● SOURCE EXTRACT
18.     The difficulty is then, Mr Edwards submitted, that subsection 17(2) of the Act defines that the compensation must be wholly or partly in respect of the lost earning or earning capacity.  This is an ambiguity in the legislation when considered alongside subsection 1171(1) of the Act which gives authority to adding together the multiple payments.  It was Mr Edwards' submission in terms of this ambiguity, that subsection 17(2) of the Act held primacy and that, given the beneficial nature of the Act, it should be decided in the Applicant's favour. 

19.     If that is correct, then Mr Edwards' submitted that the formula would be worked out using the amount of $60,000.00 only which was the last payment which, Mr Edwards submitted, dealt with the incapacity.  Thus, the $60,000.00 would be divided by two, applying the 50 per cent rule, divided by the divisor, $562.75, which would provide a period of 53 weeks and then the preclusion period would, on that scenario, end on 19 January 1997.  As the Applicant's first payment of social security benefits occurred in February 1997 then it was submitted by Mr Edwards that the unemployment or the Newstart Allowance was not received during the preclusion period.

● ENTRIES SHOWN

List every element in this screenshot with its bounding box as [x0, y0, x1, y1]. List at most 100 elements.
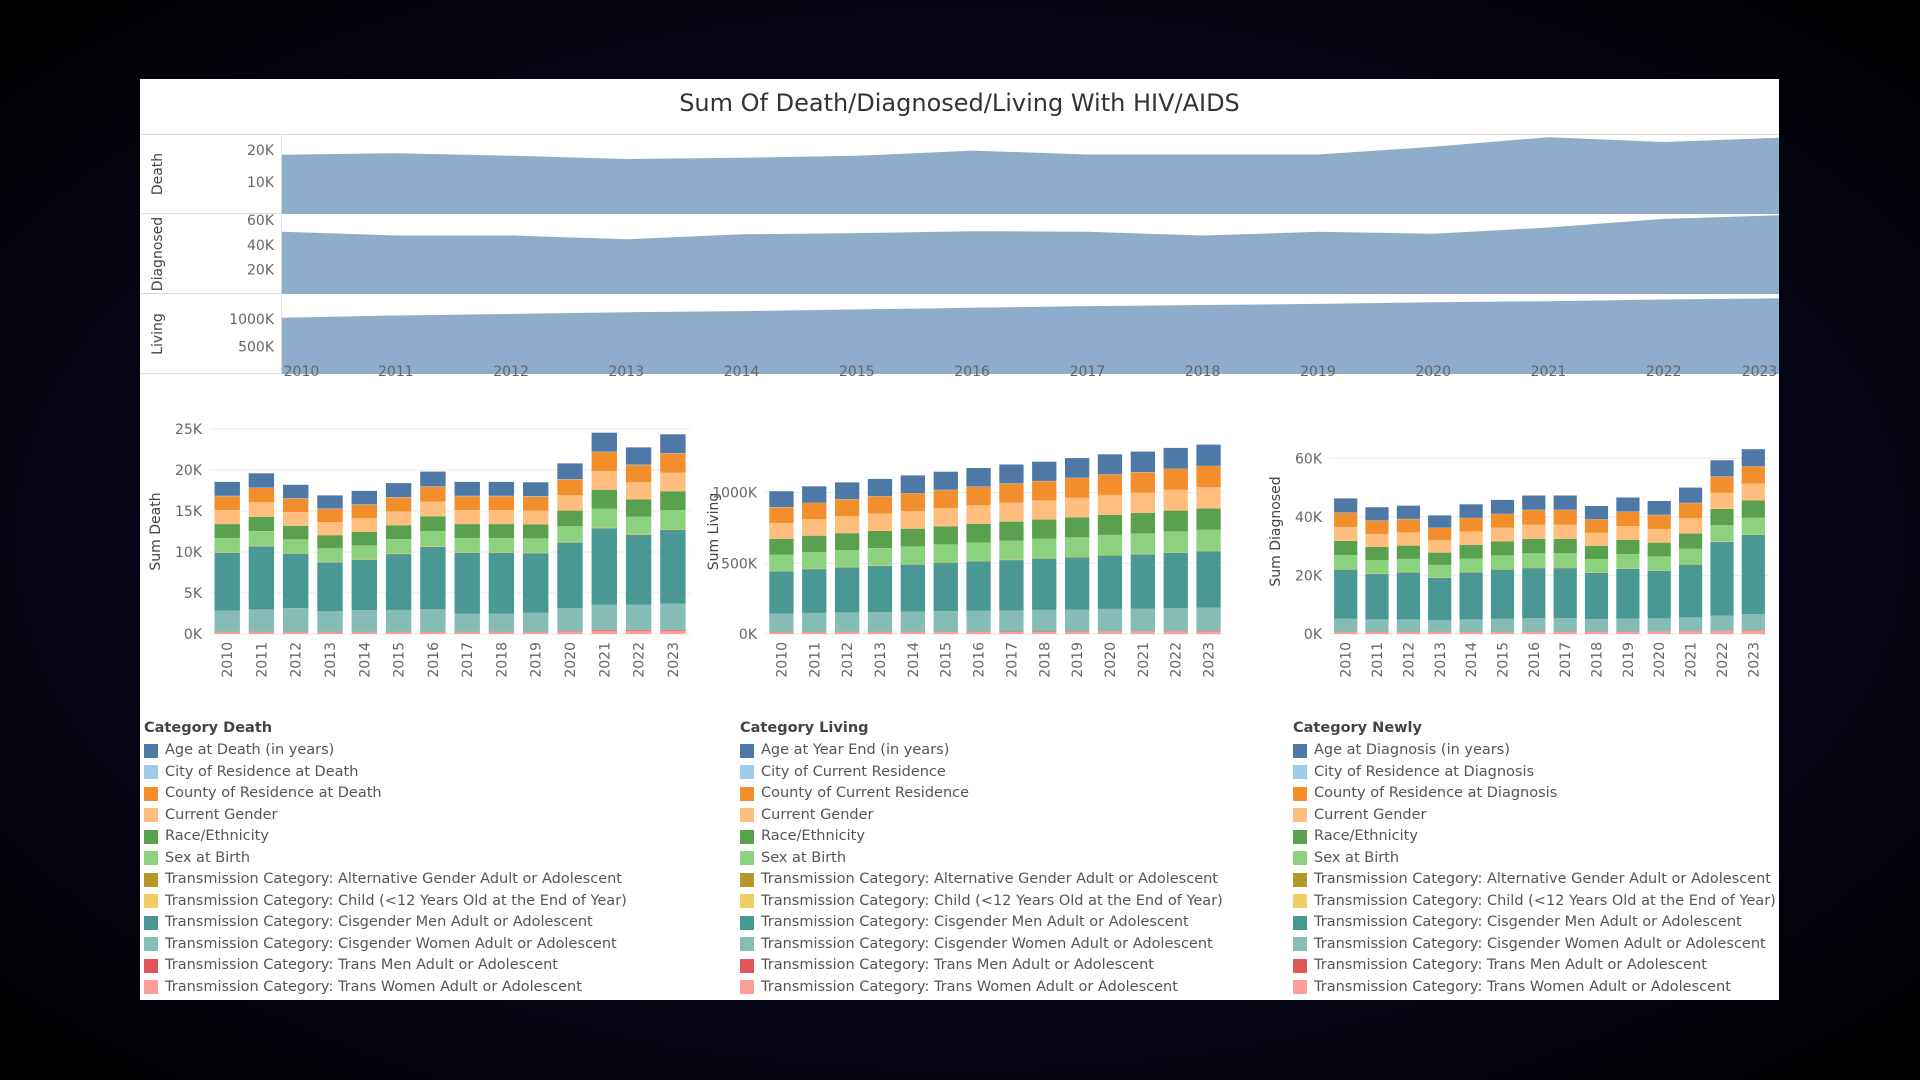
- bar-stack-2011[interactable]: [248, 473, 275, 634]
- bar-stack-2023[interactable]: [1196, 444, 1221, 634]
- bar-segment-race-ethnicity: [966, 523, 991, 543]
- legend-item[interactable]: Transmission Category: Trans Men Adult o…: [740, 955, 1223, 977]
- bar-stack-2014[interactable]: [900, 475, 925, 634]
- bar-stack-2019[interactable]: [1616, 497, 1640, 635]
- bar-stack-2010[interactable]: [1334, 498, 1358, 634]
- bar-stack-2012[interactable]: [1396, 505, 1420, 634]
- bar-stack-2023[interactable]: [660, 434, 686, 634]
- bar-stack-2011[interactable]: [802, 486, 827, 634]
- bar-stack-2010[interactable]: [214, 481, 240, 634]
- legend-item[interactable]: Transmission Category: Alternative Gende…: [1293, 869, 1776, 891]
- legend-item[interactable]: County of Current Residence: [740, 783, 1223, 805]
- legend-item[interactable]: Current Gender: [144, 805, 627, 827]
- bar-segment-transmission-category-cisgender-women-adult-or-adolescent: [1616, 618, 1640, 632]
- bar-stack-2014[interactable]: [351, 490, 377, 634]
- bar-stack-2017[interactable]: [999, 464, 1024, 635]
- legend-item[interactable]: City of Current Residence: [740, 762, 1223, 784]
- bar-stack-2017[interactable]: [454, 481, 480, 634]
- legend-item[interactable]: Sex at Birth: [144, 848, 627, 870]
- legend-item[interactable]: Transmission Category: Alternative Gende…: [144, 869, 627, 891]
- legend-item[interactable]: Age at Year End (in years): [740, 740, 1223, 762]
- bar-stack-2023[interactable]: [1741, 449, 1765, 634]
- legend-item[interactable]: Transmission Category: Cisgender Men Adu…: [1293, 912, 1776, 934]
- legend-item[interactable]: Sex at Birth: [1293, 848, 1776, 870]
- area-x-tick-label: 2020: [1415, 364, 1451, 380]
- bar-stack-2022[interactable]: [1163, 447, 1188, 634]
- bar-segment-county-of-residence-at-death: [1616, 511, 1640, 526]
- legend-item[interactable]: Transmission Category: Cisgender Men Adu…: [144, 912, 627, 934]
- bar-stack-2011[interactable]: [1365, 507, 1389, 634]
- bar-stack-2015[interactable]: [1490, 499, 1515, 634]
- legend-swatch: [144, 851, 158, 866]
- bar-stack-2014[interactable]: [1459, 504, 1483, 634]
- legend-item[interactable]: Transmission Category: Trans Women Adult…: [1293, 977, 1776, 999]
- bar-segment-sex-at-birth: [1679, 548, 1703, 564]
- bar-stack-2013[interactable]: [867, 478, 893, 634]
- legend-item[interactable]: Race/Ethnicity: [144, 826, 627, 848]
- bar-stack-2017[interactable]: [1553, 495, 1577, 635]
- bar-stack-2020[interactable]: [557, 463, 583, 634]
- legend-item[interactable]: Current Gender: [1293, 805, 1776, 827]
- legend-item[interactable]: City of Residence at Death: [144, 762, 627, 784]
- bar-stack-2020[interactable]: [1097, 454, 1123, 634]
- legend-item[interactable]: County of Residence at Diagnosis: [1293, 783, 1776, 805]
- legend-item[interactable]: Transmission Category: Child (<12 Years …: [740, 891, 1223, 913]
- bar-stack-2018[interactable]: [1584, 506, 1609, 634]
- bar-stack-2018[interactable]: [488, 481, 515, 634]
- legend-label: Transmission Category: Alternative Gende…: [761, 871, 1218, 887]
- legend-item[interactable]: Transmission Category: Trans Men Adult o…: [144, 955, 627, 977]
- bar-segment-sex-at-birth: [1647, 556, 1671, 571]
- bar-stack-2013[interactable]: [317, 495, 343, 634]
- legend-item[interactable]: Transmission Category: Cisgender Women A…: [1293, 934, 1776, 956]
- legend-item[interactable]: Age at Diagnosis (in years): [1293, 740, 1776, 762]
- legend-item[interactable]: County of Residence at Death: [144, 783, 627, 805]
- bar-stack-2013[interactable]: [1428, 515, 1452, 634]
- bar-stack-2022[interactable]: [625, 447, 652, 634]
- bar-stack-2019[interactable]: [523, 482, 549, 634]
- bar-stack-2015[interactable]: [385, 483, 412, 634]
- bar-segment-age-at-death-in-years: [523, 482, 549, 497]
- legend-item[interactable]: Sex at Birth: [740, 848, 1223, 870]
- legend-item[interactable]: Age at Death (in years): [144, 740, 627, 762]
- bar-stack-2021[interactable]: [591, 432, 617, 634]
- y-tick-label: 25K: [175, 422, 203, 438]
- area-x-tick-label: 2011: [378, 364, 414, 380]
- legend-item[interactable]: Transmission Category: Alternative Gende…: [740, 869, 1223, 891]
- bar-stack-2022[interactable]: [1710, 460, 1734, 634]
- legend-item[interactable]: City of Residence at Diagnosis: [1293, 762, 1776, 784]
- legend-item[interactable]: Transmission Category: Child (<12 Years …: [1293, 891, 1776, 913]
- legend-swatch: [1293, 829, 1307, 844]
- bar-segment-transmission-category-cisgender-women-adult-or-adolescent: [454, 613, 480, 632]
- bar-stack-2021[interactable]: [1679, 487, 1703, 634]
- legend-item[interactable]: Transmission Category: Trans Women Adult…: [740, 977, 1223, 999]
- legend-item[interactable]: Current Gender: [740, 805, 1223, 827]
- bar-stack-2021[interactable]: [1130, 451, 1155, 634]
- bar-segment-county-of-residence-at-death: [1334, 512, 1358, 527]
- bar-stack-2016[interactable]: [1522, 495, 1546, 635]
- bar-segment-transmission-category-cisgender-men-adult-or-adolescent: [1365, 574, 1389, 620]
- bar-stack-2020[interactable]: [1647, 501, 1671, 634]
- bar-stack-2015[interactable]: [933, 471, 958, 634]
- legend-item[interactable]: Transmission Category: Trans Women Adult…: [144, 977, 627, 999]
- bar-stack-2019[interactable]: [1065, 458, 1090, 634]
- legend-item[interactable]: Transmission Category: Cisgender Women A…: [144, 934, 627, 956]
- bar-stack-2010[interactable]: [769, 491, 794, 634]
- bar-stack-2018[interactable]: [1032, 461, 1057, 634]
- bar-stack-2016[interactable]: [966, 468, 991, 634]
- bar-segment-transmission-category-cisgender-women-adult-or-adolescent: [317, 611, 343, 632]
- legend-item[interactable]: Race/Ethnicity: [1293, 826, 1776, 848]
- legend-item[interactable]: Transmission Category: Child (<12 Years …: [144, 891, 627, 913]
- bar-segment-race-ethnicity: [1616, 540, 1640, 555]
- legend-item[interactable]: Race/Ethnicity: [740, 826, 1223, 848]
- bar-segment-sex-at-birth: [454, 538, 480, 552]
- bar-stack-2012[interactable]: [835, 482, 860, 634]
- bar-segment-county-of-residence-at-death: [1196, 466, 1221, 488]
- legend-item[interactable]: Transmission Category: Trans Men Adult o…: [1293, 955, 1776, 977]
- legend-label: Sex at Birth: [1314, 849, 1400, 866]
- bar-segment-race-ethnicity: [317, 535, 343, 549]
- bar-segment-county-of-residence-at-death: [1553, 510, 1577, 525]
- bar-stack-2012[interactable]: [283, 484, 309, 634]
- legend-item[interactable]: Transmission Category: Cisgender Women A…: [740, 934, 1223, 956]
- legend-item[interactable]: Transmission Category: Cisgender Men Adu…: [740, 912, 1223, 934]
- bar-stack-2016[interactable]: [420, 471, 446, 634]
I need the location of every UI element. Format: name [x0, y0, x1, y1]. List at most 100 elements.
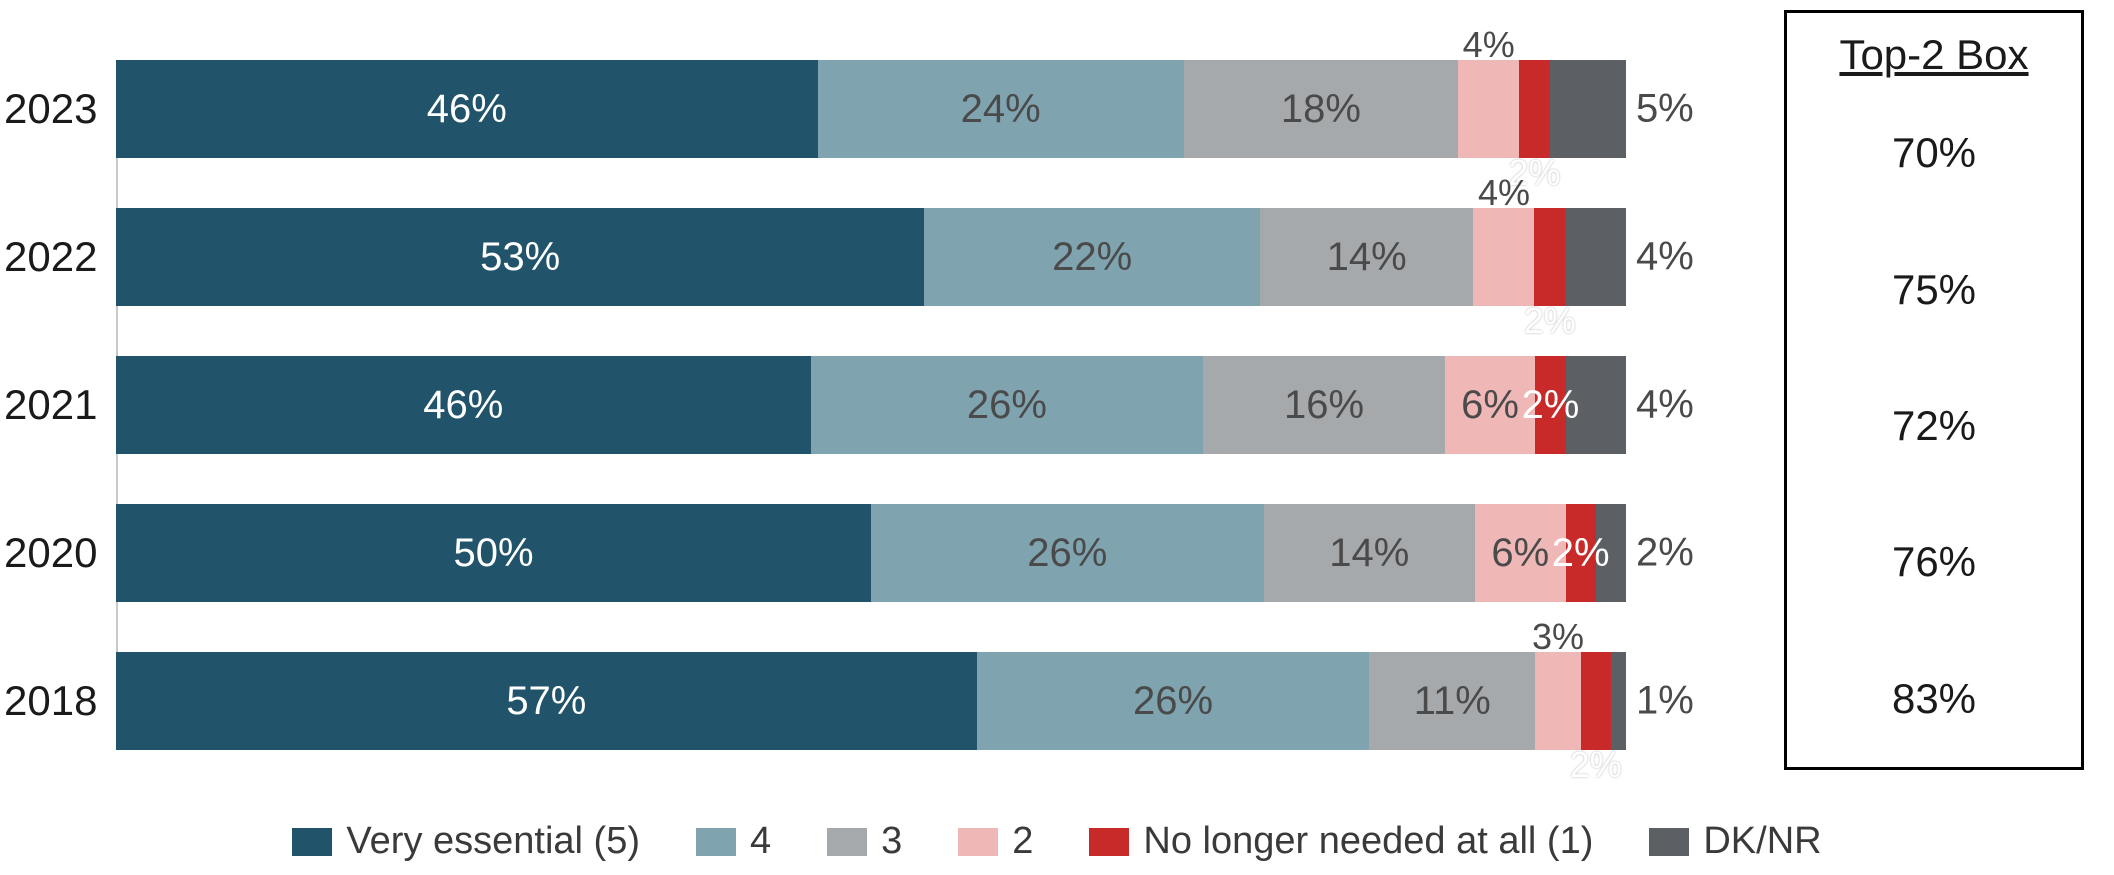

● WRITTEN PROBLEM
Reproduce the preclusion-period passage word for word, from "19.     If that is" up to and including "the preclusion period.". The data has no connection to the passage on the compensation preclusion period.

● ANSWER FOR THE TASK
19.     If that is correct, then Mr Edwards' submitted that the formula would be worked out using the amount of $60,000.00 only which was the last payment which, Mr Edwards submitted, dealt with the incapacity.  Thus, the $60,000.00 would be divided by two, applying the 50 per cent rule, divided by the divisor, $562.75, which would provide a period of 53 weeks and then the preclusion period would, on that scenario, end on 19 January 1997.  As the Applicant's first payment of social security benefits occurred in February 1997 then it was submitted by Mr Edwards that the unemployment or the Newstart Allowance was not received during the preclusion period.